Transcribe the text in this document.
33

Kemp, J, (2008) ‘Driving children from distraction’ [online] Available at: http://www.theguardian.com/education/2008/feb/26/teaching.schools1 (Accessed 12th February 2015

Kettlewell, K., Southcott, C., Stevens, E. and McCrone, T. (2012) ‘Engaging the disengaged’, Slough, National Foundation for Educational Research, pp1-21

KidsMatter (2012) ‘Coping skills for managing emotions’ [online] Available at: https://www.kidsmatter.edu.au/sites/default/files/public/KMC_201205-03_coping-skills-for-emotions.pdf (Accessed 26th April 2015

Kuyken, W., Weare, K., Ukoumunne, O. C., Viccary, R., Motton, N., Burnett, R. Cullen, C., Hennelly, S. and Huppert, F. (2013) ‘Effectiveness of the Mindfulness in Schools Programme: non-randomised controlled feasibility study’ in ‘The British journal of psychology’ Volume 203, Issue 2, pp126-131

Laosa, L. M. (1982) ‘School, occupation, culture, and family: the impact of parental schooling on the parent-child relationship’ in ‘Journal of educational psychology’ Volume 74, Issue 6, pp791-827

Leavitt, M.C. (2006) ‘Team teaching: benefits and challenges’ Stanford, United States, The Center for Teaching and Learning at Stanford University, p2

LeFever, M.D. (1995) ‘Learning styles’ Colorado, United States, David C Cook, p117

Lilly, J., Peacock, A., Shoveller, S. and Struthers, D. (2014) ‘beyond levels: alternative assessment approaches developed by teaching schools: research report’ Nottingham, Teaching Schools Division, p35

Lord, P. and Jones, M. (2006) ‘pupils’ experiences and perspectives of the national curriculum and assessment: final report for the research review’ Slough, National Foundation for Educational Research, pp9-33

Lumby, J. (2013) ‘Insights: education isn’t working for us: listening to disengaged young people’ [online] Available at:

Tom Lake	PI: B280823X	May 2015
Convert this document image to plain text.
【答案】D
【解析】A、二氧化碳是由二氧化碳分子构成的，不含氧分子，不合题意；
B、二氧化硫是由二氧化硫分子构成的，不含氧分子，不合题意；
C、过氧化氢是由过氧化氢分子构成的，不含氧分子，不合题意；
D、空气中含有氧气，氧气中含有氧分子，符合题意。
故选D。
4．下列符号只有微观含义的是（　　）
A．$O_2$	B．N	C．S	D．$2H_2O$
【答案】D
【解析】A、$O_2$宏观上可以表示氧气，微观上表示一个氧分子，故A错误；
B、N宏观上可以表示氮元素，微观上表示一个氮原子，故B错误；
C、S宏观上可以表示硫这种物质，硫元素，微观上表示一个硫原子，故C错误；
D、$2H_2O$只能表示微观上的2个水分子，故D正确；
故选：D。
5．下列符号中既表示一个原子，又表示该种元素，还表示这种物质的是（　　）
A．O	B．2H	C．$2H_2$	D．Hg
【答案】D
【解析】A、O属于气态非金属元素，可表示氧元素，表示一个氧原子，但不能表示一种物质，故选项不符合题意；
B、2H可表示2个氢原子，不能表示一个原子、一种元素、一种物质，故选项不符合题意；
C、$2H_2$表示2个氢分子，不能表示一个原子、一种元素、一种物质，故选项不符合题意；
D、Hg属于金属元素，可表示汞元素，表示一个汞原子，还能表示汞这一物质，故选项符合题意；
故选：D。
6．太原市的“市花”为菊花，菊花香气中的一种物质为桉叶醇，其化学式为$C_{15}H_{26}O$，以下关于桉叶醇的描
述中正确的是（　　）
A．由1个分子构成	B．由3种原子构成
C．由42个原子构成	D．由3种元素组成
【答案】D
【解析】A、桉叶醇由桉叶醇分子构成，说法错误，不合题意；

What is asked: Repeat the data above exactly.

The result:
Transcribe the text in this document.
33

Kemp, J, (2008) ‘Driving children from distraction’ [online] Available at: http://www.theguardian.com/education/2008/feb/26/teaching.schools1 (Accessed 12th February 2015

Kettlewell, K., Southcott, C., Stevens, E. and McCrone, T. (2012) ‘Engaging the disengaged’, Slough, National Foundation for Educational Research, pp1-21

KidsMatter (2012) ‘Coping skills for managing emotions’ [online] Available at: https://www.kidsmatter.edu.au/sites/default/files/public/KMC_201205-03_coping-skills-for-emotions.pdf (Accessed 26th April 2015

Kuyken, W., Weare, K., Ukoumunne, O. C., Viccary, R., Motton, N., Burnett, R. Cullen, C., Hennelly, S. and Huppert, F. (2013) ‘Effectiveness of the Mindfulness in Schools Programme: non-randomised controlled feasibility study’ in ‘The British journal of psychology’ Volume 203, Issue 2, pp126-131

Laosa, L. M. (1982) ‘School, occupation, culture, and family: the impact of parental schooling on the parent-child relationship’ in ‘Journal of educational psychology’ Volume 74, Issue 6, pp791-827

Leavitt, M.C. (2006) ‘Team teaching: benefits and challenges’ Stanford, United States, The Center for Teaching and Learning at Stanford University, p2

LeFever, M.D. (1995) ‘Learning styles’ Colorado, United States, David C Cook, p117

Lilly, J., Peacock, A., Shoveller, S. and Struthers, D. (2014) ‘beyond levels: alternative assessment approaches developed by teaching schools: research report’ Nottingham, Teaching Schools Division, p35

Lord, P. and Jones, M. (2006) ‘pupils’ experiences and perspectives of the national curriculum and assessment: final report for the research review’ Slough, National Foundation for Educational Research, pp9-33

Lumby, J. (2013) ‘Insights: education isn’t working for us: listening to disengaged young people’ [online] Available at:

Tom Lake	PI: B280823X	May 2015
Convert this document image to plain text.
【答案】D
【解析】A、二氧化碳是由二氧化碳分子构成的，不含氧分子，不合题意；
B、二氧化硫是由二氧化硫分子构成的，不含氧分子，不合题意；
C、过氧化氢是由过氧化氢分子构成的，不含氧分子，不合题意；
D、空气中含有氧气，氧气中含有氧分子，符合题意。
故选D。
4．下列符号只有微观含义的是（　　）
A．$O_2$	B．N	C．S	D．$2H_2O$
【答案】D
【解析】A、$O_2$宏观上可以表示氧气，微观上表示一个氧分子，故A错误；
B、N宏观上可以表示氮元素，微观上表示一个氮原子，故B错误；
C、S宏观上可以表示硫这种物质，硫元素，微观上表示一个硫原子，故C错误；
D、$2H_2O$只能表示微观上的2个水分子，故D正确；
故选：D。
5．下列符号中既表示一个原子，又表示该种元素，还表示这种物质的是（　　）
A．O	B．2H	C．$2H_2$	D．Hg
【答案】D
【解析】A、O属于气态非金属元素，可表示氧元素，表示一个氧原子，但不能表示一种物质，故选项不符合题意；
B、2H可表示2个氢原子，不能表示一个原子、一种元素、一种物质，故选项不符合题意；
C、$2H_2$表示2个氢分子，不能表示一个原子、一种元素、一种物质，故选项不符合题意；
D、Hg属于金属元素，可表示汞元素，表示一个汞原子，还能表示汞这一物质，故选项符合题意；
故选：D。
6．太原市的“市花”为菊花，菊花香气中的一种物质为桉叶醇，其化学式为$C_{15}H_{26}O$，以下关于桉叶醇的描
述中正确的是（　　）
A．由1个分子构成	B．由3种原子构成
C．由42个原子构成	D．由3种元素组成
【答案】D
【解析】A、桉叶醇由桉叶醇分子构成，说法错误，不合题意；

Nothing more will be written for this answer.